Indeed, the 2013 debut of Kamala Khan, aka Ms. Marvel—a Pakistani-American, Urdu-speaking, body-morphing, teenage crime fighter living in Jersey City—raised the ire of Internet trolls and some far-right websites. But it also did something neither Wilson nor her editors anticipated: It marked the beginning of a remarkably successful run that would comprise more than 50 issues and 10 compilations, including Ms. Marvel Volume 1: No Normal and Ms. Marvel Volume 9: Teenage Wasteland, winners of the Hugo and American Book awards, respectively. Ms. Marvel (a cocreation with artists Adrian Alphona and Jamie McKelvie and editors Amanat and Wacker) would gain Wilson accolades for her writing and for the realization of a minority character whose complexity made her much more than a token Muslim in the largely white Marvel universe.
Whenever they speak so snidely and contemptuously of “far-right”, you know something’s wrong. All they’re doing is implying contempt for communities like 911 Families for a Safe & Strong America, along with whites. Indeed, what’s skin color got to do with any of this? Are they confusing religion with race to boot? All this does is hurt the reputation of Stan Lee, a white man himself, in the process.
No doubt, Wilson also indirectly resorted to the now classic accusations of “islamophobia”, which is nothing more than an excuse to avoid serious questions and other issues regarding the Religion of Peace™. As expected, no sales figures were given at the time the magazine first wrote this, nor are any questions asked whether the Muslim Ms. Marvel book was kept going as long as it did for the sake of propaganda at all costs.
Wilson’s personal life is similarly unconventional. Brought up by nonreligious, white parents, she converted to Islam at 21. Though she moved to Colorado with her family when she was 14 and currently lives in Seattle with her husband and two school-age children, she continues to be inspired by her New Jersey childhood.
Born in Long Branch, Wilson grew up in Marlboro. The diversity she encountered there had what she describes as “a tremendous impact” on her life and subsequent work. “When I was in elementary and middle school,” she says, “I had classmates from all over the world. I was one of the very few white kids who weren’t also the children of immigrants, and tons of my classmates were South Asian, East Asian—so to me, that’s what normal was.” Moving to Colorado and entering an overwhelmingly white high school, she adds, was “quite a shock.”
What exactly is the big deal for a white person to move to a school where the students are mainly white too? This is peculiar, like somebody’s suggesting that being white is synonymous with “wrong”. And that’s just one of this modern world’s problems, where everybody’s making whiteness out to be entirely a bad thing. Funny thing about Wilson stressing the students in the former school came worldwide, she doesn’t say whether any came from backgrounds like Hungary, Denmark, Uruguay, or even Armenia. As a result, what she says comes off more as superficial talk of a SJW that doesn’t add up to much of anything.
Wilson’s first exposure to comics was in fifth-grade health class, via an anti-smoking comic starring Marvel’s X-Men. She was drawn in by the characters, she says, not so much for their superpowers, but because “they always seemed intuitively to know what the right thing to do was.” That was especially appealing to a young woman with a contemplative bent, who would spend much of her life musing over issues of philosophy, spirituality and religion. That she’d become a writer was almost preordained. “I can remember answering, ‘I want to be a writer,’ pretty much as soon as adults started asking me that question,” she says.

- Required actions -
1. Can you transcribe the part of the Ms. Marvel passage that begins at the words "What exactly is" and stops after the words "much of anything."?
2. Answer these from the Ms. Marvel passage:
(a) In what year did Kamala Khan debut?
(b) At what age did Wilson convert to Islam?
(c) In what class did Wilson first encounter comics?

- Entries supplied -

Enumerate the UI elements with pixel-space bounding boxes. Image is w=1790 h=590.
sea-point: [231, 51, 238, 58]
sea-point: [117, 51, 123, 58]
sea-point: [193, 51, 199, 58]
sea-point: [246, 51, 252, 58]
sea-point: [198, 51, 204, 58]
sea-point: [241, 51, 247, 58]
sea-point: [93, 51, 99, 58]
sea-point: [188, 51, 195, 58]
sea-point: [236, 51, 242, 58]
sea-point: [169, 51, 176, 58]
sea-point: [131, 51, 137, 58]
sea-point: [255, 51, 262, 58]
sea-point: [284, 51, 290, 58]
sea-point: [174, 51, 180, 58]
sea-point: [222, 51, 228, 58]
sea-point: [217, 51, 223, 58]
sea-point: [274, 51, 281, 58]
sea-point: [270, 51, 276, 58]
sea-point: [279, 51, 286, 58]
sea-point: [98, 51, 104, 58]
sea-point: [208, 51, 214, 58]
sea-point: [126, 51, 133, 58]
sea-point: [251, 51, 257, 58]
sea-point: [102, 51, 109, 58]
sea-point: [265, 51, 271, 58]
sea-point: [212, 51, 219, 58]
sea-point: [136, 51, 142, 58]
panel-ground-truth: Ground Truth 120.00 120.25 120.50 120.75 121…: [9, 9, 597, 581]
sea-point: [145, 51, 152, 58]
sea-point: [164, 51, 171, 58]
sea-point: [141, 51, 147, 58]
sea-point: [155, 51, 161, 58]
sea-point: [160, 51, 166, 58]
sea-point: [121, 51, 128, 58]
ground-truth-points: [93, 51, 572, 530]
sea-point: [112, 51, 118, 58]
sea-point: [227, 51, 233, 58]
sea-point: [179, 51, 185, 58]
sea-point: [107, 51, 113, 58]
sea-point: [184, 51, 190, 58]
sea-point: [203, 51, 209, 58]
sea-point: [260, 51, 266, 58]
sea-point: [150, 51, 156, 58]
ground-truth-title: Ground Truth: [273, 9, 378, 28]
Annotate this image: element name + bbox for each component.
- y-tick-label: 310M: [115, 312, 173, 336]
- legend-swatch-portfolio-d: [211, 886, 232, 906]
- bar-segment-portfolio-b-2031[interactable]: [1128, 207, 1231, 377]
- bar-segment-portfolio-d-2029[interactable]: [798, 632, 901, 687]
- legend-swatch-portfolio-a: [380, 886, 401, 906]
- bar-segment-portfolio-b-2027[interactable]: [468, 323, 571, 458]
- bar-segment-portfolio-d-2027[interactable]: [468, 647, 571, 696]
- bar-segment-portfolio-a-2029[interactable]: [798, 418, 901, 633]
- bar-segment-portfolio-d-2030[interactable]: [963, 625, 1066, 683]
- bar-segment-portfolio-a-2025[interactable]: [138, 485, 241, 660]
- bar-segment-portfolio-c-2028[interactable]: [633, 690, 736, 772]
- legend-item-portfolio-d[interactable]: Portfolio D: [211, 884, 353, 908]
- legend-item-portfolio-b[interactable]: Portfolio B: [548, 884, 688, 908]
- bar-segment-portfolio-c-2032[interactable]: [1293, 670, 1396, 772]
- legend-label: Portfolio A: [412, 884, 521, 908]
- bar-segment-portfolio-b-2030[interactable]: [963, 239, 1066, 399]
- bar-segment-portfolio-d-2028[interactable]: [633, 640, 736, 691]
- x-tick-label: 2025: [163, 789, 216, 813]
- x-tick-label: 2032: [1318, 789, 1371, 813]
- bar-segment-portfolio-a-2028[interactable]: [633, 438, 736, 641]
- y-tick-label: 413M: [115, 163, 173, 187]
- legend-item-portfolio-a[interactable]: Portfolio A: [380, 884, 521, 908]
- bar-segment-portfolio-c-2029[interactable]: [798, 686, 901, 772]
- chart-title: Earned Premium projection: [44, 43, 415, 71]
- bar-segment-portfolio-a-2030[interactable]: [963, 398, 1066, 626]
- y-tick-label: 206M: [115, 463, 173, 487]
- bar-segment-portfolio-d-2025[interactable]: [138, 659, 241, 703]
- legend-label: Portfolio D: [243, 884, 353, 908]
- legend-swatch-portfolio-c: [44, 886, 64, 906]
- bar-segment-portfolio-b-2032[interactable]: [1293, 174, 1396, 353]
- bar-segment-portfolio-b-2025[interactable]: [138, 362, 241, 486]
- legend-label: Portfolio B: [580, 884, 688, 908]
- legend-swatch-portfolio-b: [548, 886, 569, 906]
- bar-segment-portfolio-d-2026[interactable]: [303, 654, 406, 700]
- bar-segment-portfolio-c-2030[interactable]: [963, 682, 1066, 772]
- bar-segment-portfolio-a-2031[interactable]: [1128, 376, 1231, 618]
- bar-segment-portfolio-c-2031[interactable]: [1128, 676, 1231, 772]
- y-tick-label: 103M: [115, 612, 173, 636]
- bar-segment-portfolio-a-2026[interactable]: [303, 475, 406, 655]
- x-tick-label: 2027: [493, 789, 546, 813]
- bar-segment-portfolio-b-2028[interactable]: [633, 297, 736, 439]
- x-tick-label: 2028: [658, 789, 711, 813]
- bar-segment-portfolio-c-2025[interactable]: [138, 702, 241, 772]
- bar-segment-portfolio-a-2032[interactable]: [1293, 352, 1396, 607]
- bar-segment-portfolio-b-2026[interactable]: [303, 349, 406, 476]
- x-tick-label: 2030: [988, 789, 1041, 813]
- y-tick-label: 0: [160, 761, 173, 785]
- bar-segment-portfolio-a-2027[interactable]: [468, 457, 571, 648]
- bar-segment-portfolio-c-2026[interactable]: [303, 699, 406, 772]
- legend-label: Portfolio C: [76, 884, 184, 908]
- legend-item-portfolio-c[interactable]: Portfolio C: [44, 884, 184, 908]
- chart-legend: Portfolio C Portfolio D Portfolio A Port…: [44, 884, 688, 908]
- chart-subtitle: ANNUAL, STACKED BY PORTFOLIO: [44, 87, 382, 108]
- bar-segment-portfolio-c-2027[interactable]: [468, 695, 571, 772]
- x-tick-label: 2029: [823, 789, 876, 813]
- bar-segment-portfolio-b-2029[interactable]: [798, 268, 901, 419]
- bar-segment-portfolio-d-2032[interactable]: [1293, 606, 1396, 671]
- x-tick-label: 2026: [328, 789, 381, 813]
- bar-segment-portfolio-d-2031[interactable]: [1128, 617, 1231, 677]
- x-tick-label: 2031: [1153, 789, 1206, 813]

- Solutions for each task -
1.
What exactly is the big deal for a white person to move to a school where the students are mainly white too? This is peculiar, like somebody’s suggesting that being white is synonymous with “wrong”. And that’s just one of this modern world’s problems, where everybody’s making whiteness out to be entirely a bad thing. Funny thing about Wilson stressing the students in the former school came worldwide, she doesn’t say whether any came from backgrounds like Hungary, Denmark, Uruguay, or even Armenia. As a result, what she says comes off more as superficial talk of a SJW that doesn’t add up to much of anything.

2.
(a) 2013
(b) 21
(c) Fifth-grade health class